WHAT THIS TASK INVOLVES »
Leave out the pictures and repeat every record exactly.

(Data records)
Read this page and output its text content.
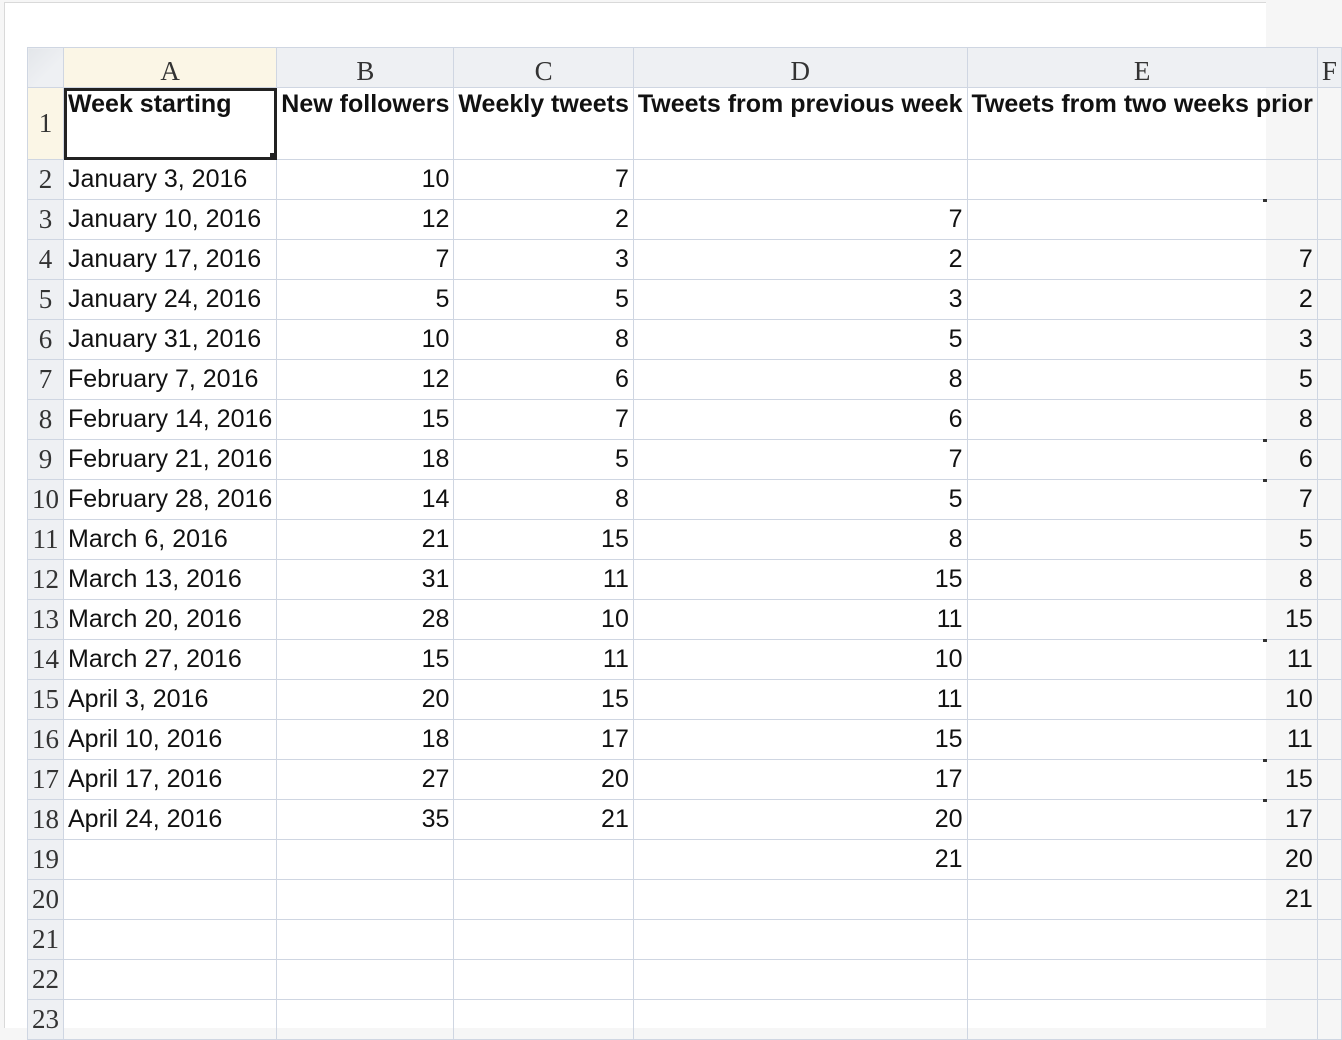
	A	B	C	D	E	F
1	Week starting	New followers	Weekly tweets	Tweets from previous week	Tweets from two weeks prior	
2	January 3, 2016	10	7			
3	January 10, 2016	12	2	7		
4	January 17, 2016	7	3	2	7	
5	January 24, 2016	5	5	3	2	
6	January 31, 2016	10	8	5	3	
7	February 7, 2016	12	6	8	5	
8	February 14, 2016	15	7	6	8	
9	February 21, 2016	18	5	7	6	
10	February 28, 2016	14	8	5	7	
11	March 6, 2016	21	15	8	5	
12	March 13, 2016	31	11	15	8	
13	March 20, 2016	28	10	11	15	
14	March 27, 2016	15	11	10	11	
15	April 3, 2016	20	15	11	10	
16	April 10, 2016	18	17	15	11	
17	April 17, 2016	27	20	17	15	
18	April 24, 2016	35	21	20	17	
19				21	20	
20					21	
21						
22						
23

TASK ANSWER »
Read this page and output its text content.
	A	B	C	D	E	F
1	Week starting	New followers	Weekly tweets	Tweets from previous week	Tweets from two weeks prior	
2	January 3, 2016	10	7			
3	January 10, 2016	12	2	7		
4	January 17, 2016	7	3	2	7	
5	January 24, 2016	5	5	3	2	
6	January 31, 2016	10	8	5	3	
7	February 7, 2016	12	6	8	5	
8	February 14, 2016	15	7	6	8	
9	February 21, 2016	18	5	7	6	
10	February 28, 2016	14	8	5	7	
11	March 6, 2016	21	15	8	5	
12	March 13, 2016	31	11	15	8	
13	March 20, 2016	28	10	11	15	
14	March 27, 2016	15	11	10	11	
15	April 3, 2016	20	15	11	10	
16	April 10, 2016	18	17	15	11	
17	April 17, 2016	27	20	17	15	
18	April 24, 2016	35	21	20	17	
19				21	20	
20					21	
21						
22						
23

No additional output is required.